Exercise prompt:
Extract all lines containing "NOship".

(A block of data)
=====

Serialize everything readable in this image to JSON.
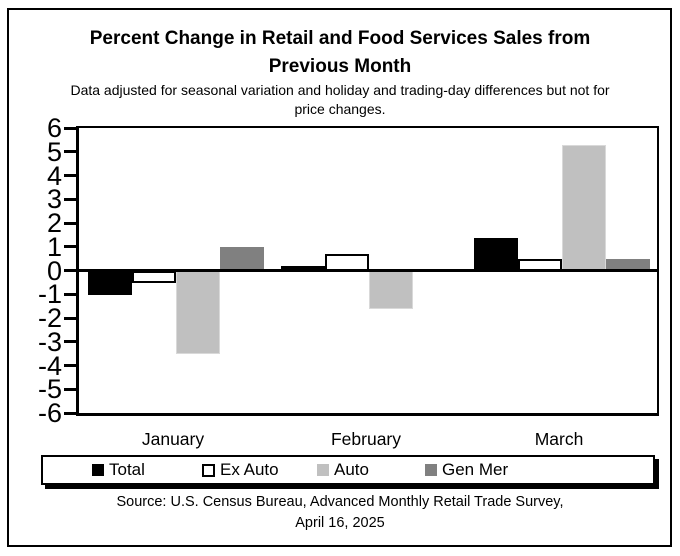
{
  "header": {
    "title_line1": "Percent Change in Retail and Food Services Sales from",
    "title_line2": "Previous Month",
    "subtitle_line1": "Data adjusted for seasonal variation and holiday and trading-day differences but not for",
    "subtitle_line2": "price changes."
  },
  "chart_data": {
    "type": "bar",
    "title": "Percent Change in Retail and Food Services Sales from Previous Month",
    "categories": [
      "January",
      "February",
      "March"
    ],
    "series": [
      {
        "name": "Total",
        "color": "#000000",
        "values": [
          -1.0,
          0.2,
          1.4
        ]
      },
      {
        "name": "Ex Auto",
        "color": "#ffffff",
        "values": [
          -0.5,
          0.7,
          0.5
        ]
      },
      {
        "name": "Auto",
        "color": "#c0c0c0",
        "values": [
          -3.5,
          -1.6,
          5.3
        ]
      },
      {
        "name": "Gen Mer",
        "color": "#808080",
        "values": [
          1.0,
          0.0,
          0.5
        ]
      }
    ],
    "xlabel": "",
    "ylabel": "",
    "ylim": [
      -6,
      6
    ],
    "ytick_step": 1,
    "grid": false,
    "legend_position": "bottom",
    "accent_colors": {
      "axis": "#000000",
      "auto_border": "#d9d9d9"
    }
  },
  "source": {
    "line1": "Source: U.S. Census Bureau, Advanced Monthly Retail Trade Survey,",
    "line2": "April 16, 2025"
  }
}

=====

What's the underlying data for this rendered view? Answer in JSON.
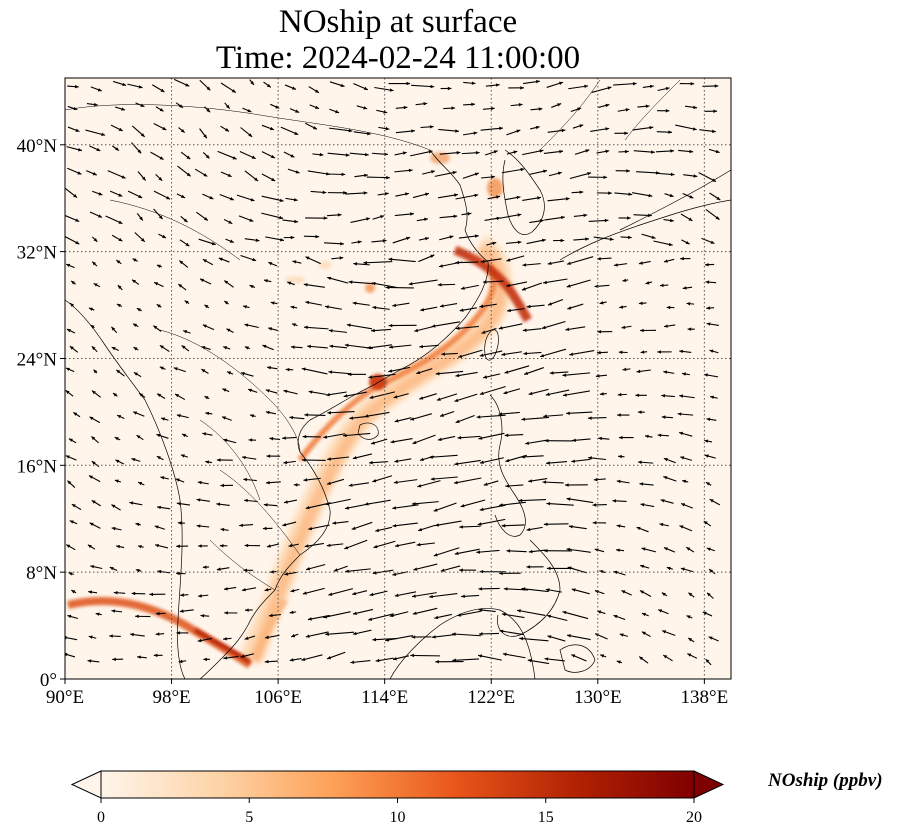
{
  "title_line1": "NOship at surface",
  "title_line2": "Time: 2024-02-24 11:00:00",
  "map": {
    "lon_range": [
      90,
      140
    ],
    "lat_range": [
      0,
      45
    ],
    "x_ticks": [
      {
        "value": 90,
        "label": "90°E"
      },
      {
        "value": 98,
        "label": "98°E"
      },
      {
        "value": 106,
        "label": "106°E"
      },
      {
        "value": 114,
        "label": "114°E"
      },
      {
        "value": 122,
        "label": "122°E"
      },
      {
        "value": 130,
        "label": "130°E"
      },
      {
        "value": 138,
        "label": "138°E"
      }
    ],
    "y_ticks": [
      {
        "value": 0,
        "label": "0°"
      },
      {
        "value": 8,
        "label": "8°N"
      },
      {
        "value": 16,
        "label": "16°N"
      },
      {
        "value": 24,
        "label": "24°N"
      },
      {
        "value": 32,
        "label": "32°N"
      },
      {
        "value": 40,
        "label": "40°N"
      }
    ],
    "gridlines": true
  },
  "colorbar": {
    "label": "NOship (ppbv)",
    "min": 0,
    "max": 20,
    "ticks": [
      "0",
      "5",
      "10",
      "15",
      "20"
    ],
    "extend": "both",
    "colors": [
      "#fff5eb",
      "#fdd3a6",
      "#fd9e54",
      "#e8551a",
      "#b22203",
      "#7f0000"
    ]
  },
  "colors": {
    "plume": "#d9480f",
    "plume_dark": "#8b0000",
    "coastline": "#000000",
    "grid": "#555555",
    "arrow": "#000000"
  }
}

=====

The solution:
  "title_line1": "NOship at surface",
    "label": "NOship (ppbv)",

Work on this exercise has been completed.